### What is required
Write out the lines below exactly, beginning with the first one and stopping after the line that contains "collection-label: Collection: —".

────────

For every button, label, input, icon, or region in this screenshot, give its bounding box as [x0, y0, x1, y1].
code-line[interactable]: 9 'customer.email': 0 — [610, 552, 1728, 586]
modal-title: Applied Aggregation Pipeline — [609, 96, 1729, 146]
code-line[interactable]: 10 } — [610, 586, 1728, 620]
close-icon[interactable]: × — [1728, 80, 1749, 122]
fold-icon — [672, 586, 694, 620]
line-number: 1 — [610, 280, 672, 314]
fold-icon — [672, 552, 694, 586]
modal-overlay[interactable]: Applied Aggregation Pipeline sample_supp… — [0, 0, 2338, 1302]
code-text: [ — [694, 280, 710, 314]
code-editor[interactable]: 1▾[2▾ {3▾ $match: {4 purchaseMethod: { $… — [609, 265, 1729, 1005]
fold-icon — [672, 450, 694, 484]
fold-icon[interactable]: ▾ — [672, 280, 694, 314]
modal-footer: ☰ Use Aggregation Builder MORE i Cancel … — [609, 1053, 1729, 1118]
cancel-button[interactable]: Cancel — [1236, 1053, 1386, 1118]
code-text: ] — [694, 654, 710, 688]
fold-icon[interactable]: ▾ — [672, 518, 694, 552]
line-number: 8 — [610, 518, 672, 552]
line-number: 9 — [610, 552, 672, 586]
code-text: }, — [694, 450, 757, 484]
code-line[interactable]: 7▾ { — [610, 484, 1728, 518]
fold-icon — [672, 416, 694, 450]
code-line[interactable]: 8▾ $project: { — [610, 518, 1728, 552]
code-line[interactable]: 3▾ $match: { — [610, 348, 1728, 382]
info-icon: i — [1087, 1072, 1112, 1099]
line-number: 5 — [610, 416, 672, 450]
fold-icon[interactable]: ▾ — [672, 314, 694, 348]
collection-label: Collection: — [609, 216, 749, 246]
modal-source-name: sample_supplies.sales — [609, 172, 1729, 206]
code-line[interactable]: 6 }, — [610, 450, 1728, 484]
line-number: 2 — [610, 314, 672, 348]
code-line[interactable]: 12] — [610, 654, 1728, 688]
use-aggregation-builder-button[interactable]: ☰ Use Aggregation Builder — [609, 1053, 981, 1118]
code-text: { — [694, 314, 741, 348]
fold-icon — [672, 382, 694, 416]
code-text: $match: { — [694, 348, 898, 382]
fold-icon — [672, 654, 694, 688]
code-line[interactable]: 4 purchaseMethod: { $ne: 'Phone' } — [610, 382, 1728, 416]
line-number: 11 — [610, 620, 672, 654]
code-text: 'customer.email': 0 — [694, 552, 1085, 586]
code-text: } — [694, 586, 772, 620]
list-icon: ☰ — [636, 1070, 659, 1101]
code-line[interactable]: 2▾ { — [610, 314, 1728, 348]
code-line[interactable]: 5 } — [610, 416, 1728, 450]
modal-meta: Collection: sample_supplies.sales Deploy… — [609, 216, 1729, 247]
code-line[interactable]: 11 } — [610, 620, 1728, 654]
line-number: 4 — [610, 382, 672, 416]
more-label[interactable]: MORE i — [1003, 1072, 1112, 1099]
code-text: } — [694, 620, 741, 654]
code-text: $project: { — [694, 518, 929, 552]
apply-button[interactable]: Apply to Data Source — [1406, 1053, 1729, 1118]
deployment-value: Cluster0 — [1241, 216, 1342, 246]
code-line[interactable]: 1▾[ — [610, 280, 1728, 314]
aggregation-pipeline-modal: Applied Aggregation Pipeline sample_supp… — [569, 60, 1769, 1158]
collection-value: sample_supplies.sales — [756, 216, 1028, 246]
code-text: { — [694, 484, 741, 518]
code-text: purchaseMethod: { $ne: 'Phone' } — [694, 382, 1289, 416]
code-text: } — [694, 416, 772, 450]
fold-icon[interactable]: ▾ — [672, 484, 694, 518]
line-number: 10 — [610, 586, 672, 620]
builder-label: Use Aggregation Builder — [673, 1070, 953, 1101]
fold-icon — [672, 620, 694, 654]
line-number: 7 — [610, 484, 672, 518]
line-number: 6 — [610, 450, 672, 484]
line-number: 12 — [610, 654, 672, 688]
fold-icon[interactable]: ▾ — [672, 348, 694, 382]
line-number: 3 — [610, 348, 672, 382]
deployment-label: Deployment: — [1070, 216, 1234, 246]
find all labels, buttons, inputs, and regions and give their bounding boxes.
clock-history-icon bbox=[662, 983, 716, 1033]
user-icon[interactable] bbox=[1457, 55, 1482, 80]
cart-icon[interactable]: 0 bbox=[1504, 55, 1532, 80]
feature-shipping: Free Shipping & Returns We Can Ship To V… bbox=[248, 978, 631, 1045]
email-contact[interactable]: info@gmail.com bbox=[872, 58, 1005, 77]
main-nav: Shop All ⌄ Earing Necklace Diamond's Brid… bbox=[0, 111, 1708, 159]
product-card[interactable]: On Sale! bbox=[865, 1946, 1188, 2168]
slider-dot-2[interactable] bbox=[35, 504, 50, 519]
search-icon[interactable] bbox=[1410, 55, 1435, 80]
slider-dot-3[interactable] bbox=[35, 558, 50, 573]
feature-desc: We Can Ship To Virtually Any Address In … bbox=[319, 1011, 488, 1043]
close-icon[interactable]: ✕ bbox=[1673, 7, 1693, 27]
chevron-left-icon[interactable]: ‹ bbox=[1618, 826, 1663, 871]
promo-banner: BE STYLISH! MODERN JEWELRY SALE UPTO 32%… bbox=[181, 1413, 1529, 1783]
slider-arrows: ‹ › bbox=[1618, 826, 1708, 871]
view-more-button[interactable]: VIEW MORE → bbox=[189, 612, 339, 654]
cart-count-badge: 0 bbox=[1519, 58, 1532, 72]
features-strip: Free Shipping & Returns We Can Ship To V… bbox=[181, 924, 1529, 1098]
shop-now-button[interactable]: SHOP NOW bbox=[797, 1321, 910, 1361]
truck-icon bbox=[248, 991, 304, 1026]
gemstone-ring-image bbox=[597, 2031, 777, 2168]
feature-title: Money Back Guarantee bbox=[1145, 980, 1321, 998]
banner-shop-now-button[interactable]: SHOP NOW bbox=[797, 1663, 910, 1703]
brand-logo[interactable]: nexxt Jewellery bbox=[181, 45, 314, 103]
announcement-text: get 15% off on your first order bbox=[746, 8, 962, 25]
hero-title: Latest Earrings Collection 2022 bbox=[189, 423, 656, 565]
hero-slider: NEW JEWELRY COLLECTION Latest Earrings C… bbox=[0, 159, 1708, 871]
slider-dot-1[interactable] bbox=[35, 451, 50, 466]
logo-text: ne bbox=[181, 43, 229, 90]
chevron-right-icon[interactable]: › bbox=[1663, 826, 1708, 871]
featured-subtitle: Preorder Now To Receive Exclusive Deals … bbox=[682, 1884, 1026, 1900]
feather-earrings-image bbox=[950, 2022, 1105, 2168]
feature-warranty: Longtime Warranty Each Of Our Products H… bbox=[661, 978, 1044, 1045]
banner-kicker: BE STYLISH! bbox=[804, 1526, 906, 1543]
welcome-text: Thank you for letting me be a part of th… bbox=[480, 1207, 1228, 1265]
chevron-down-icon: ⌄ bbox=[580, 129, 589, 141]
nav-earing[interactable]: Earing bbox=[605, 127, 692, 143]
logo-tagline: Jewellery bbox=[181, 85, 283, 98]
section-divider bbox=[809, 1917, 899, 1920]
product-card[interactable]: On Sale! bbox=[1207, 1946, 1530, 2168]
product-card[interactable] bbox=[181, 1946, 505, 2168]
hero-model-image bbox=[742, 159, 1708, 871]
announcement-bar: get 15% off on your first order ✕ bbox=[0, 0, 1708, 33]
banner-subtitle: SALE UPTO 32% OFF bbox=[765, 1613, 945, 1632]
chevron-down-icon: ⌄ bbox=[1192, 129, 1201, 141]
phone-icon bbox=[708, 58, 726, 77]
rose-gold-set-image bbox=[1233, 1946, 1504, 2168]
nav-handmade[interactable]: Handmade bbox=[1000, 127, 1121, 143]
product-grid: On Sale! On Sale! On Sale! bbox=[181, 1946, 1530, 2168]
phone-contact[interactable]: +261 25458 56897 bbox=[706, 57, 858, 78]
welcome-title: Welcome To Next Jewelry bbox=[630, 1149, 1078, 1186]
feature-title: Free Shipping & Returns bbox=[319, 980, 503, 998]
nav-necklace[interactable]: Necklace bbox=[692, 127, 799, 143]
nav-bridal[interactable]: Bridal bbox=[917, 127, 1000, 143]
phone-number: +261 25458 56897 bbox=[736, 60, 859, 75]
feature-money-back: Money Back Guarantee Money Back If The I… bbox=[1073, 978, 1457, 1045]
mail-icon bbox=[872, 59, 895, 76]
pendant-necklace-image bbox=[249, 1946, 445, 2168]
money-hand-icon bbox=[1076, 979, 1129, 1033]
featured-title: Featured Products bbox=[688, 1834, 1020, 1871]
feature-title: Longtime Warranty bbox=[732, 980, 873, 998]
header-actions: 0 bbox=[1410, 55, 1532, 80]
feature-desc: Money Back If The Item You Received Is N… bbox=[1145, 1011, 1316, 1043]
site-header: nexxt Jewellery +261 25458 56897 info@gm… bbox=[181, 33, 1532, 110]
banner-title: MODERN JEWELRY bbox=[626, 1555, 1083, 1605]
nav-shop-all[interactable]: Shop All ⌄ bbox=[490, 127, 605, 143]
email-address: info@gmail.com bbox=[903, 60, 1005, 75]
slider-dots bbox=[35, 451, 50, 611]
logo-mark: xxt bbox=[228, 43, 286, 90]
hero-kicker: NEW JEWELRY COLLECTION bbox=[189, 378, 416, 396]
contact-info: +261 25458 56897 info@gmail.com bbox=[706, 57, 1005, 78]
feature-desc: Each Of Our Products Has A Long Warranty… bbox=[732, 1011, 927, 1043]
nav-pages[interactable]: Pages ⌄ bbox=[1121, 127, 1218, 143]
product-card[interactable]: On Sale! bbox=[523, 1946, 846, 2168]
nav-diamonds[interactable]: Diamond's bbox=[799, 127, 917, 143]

────────

### Correct response
For every button, label, input, icon, or region in this screenshot, give its bounding box as [x0, y0, x1, y1].
code-line[interactable]: 9 'customer.email': 0 — [610, 552, 1728, 586]
modal-title: Applied Aggregation Pipeline — [609, 96, 1729, 146]
code-line[interactable]: 10 } — [610, 586, 1728, 620]
close-icon[interactable]: × — [1728, 80, 1749, 122]
fold-icon — [672, 586, 694, 620]
line-number: 1 — [610, 280, 672, 314]
fold-icon — [672, 552, 694, 586]
modal-overlay[interactable]: Applied Aggregation Pipeline sample_supp… — [0, 0, 2338, 1302]
code-text: [ — [694, 280, 710, 314]
code-editor[interactable]: 1▾[2▾ {3▾ $match: {4 purchaseMethod: { $… — [609, 265, 1729, 1005]
fold-icon — [672, 450, 694, 484]
fold-icon[interactable]: ▾ — [672, 280, 694, 314]
modal-footer: ☰ Use Aggregation Builder MORE i Cancel … — [609, 1053, 1729, 1118]
cancel-button[interactable]: Cancel — [1236, 1053, 1386, 1118]
code-text: ] — [694, 654, 710, 688]
fold-icon[interactable]: ▾ — [672, 518, 694, 552]
line-number: 8 — [610, 518, 672, 552]
line-number: 9 — [610, 552, 672, 586]
code-text: }, — [694, 450, 757, 484]
code-line[interactable]: 7▾ { — [610, 484, 1728, 518]
fold-icon — [672, 416, 694, 450]
code-line[interactable]: 8▾ $project: { — [610, 518, 1728, 552]
code-line[interactable]: 3▾ $match: { — [610, 348, 1728, 382]
info-icon: i — [1087, 1072, 1112, 1099]
line-number: 5 — [610, 416, 672, 450]
fold-icon[interactable]: ▾ — [672, 314, 694, 348]
collection-label: Collection: — [609, 216, 749, 246]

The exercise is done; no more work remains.